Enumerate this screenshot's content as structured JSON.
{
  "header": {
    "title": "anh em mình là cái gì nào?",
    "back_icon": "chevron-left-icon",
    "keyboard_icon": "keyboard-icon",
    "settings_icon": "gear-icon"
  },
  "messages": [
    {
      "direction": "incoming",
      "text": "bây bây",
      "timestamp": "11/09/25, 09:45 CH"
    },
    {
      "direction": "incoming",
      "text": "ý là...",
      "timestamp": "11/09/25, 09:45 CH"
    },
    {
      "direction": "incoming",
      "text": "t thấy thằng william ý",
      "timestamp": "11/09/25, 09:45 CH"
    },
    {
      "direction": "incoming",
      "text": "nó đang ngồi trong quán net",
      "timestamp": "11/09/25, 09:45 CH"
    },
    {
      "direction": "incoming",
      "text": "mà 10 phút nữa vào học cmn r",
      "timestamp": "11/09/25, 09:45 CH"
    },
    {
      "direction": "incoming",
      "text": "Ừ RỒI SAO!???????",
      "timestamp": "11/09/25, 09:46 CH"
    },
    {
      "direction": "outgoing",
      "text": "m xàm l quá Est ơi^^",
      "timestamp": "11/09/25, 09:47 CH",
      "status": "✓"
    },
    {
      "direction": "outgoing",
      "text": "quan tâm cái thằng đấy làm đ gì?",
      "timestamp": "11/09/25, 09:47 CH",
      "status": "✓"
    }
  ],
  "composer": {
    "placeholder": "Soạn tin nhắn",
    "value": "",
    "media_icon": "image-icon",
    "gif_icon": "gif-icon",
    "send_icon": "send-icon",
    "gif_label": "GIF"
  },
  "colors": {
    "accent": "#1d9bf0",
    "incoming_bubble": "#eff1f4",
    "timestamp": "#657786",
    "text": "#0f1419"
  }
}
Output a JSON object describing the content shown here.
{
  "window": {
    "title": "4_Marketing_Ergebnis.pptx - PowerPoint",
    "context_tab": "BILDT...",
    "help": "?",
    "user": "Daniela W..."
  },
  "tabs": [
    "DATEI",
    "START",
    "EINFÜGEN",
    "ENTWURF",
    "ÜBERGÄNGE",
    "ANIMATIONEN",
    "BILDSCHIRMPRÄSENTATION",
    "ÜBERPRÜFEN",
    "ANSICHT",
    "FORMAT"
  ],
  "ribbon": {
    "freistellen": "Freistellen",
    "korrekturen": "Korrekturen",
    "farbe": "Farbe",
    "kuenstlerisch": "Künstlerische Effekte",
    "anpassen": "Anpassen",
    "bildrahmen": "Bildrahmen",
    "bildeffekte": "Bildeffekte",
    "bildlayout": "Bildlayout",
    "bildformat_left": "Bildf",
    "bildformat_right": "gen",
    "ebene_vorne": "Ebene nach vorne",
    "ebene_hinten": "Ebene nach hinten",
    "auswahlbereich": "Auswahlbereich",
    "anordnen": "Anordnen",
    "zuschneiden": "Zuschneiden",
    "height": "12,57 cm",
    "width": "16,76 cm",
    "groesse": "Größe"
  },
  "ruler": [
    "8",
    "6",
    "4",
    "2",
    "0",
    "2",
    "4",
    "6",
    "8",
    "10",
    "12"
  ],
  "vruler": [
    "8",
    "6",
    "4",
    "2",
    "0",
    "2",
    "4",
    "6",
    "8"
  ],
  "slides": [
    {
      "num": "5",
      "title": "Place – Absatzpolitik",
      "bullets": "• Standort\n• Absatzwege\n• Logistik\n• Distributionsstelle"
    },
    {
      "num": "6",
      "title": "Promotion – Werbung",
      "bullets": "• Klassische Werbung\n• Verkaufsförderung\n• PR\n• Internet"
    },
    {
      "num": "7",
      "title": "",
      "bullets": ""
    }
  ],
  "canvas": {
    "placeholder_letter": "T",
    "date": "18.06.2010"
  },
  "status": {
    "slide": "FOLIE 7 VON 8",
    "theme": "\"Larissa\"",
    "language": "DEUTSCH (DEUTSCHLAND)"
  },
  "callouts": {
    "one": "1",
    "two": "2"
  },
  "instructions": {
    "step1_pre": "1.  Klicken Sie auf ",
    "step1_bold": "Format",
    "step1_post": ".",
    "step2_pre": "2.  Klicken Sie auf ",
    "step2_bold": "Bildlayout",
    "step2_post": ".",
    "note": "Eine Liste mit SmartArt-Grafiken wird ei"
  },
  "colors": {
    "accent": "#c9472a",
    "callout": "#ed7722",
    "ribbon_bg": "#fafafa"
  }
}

CHALLENGE -
Count how many lines above contain the word "title". Reply with the number alone.

WRITTEN RESPONSE -
5